Supplied data:
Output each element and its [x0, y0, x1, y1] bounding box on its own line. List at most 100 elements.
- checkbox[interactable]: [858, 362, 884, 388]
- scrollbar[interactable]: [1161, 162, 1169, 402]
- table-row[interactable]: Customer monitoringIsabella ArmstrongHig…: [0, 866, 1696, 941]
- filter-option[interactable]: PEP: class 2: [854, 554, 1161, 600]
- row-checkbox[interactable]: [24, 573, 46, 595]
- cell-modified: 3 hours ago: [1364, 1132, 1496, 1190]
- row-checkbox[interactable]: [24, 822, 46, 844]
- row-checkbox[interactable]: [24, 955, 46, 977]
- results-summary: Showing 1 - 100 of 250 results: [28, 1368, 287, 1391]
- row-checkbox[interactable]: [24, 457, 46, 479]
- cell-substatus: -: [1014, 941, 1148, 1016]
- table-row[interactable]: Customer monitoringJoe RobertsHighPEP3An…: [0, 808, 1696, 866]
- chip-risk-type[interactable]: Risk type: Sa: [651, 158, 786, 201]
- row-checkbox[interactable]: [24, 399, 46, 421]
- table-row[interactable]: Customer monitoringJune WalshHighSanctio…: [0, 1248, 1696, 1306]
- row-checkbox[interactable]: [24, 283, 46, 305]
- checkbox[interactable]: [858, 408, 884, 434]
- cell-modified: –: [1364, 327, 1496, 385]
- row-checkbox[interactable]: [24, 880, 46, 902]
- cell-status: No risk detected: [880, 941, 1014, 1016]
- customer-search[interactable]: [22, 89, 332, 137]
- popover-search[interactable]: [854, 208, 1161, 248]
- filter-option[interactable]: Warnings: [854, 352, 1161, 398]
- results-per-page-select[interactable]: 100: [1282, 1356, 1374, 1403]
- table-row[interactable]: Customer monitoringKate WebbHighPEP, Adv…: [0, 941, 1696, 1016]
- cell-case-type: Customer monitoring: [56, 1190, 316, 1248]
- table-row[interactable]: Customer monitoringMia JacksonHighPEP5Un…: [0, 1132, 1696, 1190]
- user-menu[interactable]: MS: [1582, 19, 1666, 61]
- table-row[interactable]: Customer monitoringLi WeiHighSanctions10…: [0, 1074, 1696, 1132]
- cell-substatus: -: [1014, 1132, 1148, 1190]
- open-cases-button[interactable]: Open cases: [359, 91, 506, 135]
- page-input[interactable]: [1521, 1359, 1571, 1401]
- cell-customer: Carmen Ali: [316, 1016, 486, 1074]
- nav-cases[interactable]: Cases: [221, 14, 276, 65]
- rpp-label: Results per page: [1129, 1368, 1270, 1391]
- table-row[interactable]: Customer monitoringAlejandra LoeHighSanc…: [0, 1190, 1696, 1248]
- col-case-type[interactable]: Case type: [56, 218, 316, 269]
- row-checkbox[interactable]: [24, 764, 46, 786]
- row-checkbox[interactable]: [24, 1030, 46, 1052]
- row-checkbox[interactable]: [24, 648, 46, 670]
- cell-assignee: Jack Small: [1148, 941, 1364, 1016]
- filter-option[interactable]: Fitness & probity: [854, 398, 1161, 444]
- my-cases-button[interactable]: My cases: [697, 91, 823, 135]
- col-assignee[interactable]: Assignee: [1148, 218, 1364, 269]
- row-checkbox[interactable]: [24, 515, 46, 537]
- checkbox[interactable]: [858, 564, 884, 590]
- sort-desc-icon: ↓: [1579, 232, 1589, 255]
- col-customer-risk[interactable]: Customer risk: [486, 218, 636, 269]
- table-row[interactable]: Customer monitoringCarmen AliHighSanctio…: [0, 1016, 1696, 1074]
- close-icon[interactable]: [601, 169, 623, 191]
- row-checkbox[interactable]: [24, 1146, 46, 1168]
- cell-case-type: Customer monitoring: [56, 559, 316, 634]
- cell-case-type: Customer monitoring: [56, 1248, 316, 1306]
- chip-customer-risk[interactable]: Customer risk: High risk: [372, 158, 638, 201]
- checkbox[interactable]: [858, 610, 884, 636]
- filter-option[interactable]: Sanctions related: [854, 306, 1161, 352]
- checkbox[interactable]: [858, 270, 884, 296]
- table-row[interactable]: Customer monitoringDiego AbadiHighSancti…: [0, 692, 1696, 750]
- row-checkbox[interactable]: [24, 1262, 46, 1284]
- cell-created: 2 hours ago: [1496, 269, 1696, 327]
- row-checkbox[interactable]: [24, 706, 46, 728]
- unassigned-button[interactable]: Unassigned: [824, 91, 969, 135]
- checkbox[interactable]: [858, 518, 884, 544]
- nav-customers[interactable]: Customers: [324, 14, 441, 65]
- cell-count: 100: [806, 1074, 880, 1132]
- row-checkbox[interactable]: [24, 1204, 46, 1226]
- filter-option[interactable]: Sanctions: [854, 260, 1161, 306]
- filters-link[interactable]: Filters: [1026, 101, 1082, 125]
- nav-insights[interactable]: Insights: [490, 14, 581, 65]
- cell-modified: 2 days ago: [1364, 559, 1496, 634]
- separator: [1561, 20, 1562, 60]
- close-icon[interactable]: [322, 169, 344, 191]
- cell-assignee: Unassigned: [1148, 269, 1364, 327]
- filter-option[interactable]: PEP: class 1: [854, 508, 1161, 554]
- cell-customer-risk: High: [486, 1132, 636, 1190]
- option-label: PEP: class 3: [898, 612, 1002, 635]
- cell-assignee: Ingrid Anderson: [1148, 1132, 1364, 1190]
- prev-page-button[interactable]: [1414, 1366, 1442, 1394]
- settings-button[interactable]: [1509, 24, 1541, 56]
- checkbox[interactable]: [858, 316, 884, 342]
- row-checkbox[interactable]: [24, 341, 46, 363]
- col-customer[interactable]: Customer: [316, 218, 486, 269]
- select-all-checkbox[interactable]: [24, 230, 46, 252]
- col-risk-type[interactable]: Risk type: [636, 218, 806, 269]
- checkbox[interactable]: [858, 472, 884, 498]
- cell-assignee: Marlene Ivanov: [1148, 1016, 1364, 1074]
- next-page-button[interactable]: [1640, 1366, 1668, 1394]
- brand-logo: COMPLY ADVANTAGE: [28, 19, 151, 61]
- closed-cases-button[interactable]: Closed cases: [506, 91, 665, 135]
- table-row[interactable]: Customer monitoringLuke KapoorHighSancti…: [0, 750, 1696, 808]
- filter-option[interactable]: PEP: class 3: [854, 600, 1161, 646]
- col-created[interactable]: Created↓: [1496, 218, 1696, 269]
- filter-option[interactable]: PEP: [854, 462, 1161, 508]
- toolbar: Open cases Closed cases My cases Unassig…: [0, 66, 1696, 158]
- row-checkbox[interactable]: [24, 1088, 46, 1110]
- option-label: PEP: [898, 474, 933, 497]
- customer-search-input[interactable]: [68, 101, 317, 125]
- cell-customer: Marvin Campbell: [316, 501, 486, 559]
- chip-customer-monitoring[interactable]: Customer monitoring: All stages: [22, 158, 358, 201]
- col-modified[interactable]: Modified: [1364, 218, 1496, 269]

The problem:
Reproduce the data word for word, starting at its first line and ending at the line that contains "- row-checkbox[interactable]: [24, 573, 46, 595]", with both of those lines included.

Response for this exercise:
Output each element and its [x0, y0, x1, y1] bounding box on its own line. List at most 100 elements.
- checkbox[interactable]: [858, 362, 884, 388]
- scrollbar[interactable]: [1161, 162, 1169, 402]
- table-row[interactable]: Customer monitoringIsabella ArmstrongHig…: [0, 866, 1696, 941]
- filter-option[interactable]: PEP: class 2: [854, 554, 1161, 600]
- row-checkbox[interactable]: [24, 573, 46, 595]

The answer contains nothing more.